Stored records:
==============================
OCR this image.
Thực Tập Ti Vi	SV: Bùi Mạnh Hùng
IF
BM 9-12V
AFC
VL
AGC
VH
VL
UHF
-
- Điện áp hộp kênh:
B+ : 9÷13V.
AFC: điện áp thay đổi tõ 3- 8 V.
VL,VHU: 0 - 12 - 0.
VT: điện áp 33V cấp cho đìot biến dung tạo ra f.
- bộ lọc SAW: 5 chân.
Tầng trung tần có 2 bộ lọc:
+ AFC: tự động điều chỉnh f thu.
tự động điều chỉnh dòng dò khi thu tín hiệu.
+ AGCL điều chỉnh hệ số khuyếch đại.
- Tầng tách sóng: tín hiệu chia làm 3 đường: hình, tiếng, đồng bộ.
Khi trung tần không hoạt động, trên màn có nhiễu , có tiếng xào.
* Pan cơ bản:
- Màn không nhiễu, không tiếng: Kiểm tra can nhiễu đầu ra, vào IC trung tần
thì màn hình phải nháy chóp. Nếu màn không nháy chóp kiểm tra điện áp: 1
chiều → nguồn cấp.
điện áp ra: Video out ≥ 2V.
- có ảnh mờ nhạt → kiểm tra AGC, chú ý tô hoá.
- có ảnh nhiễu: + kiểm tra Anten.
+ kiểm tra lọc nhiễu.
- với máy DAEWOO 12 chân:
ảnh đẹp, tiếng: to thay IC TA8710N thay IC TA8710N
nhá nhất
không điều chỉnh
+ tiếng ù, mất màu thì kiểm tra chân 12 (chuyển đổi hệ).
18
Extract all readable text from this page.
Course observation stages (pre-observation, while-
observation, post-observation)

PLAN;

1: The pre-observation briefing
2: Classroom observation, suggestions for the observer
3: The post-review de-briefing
==============================
> _SHORT EXERCISE_:
Tally the lines of the listing in which the word "chân" occurs, and state the total alone.

> _RESPONSE TO THIS TASK_:
3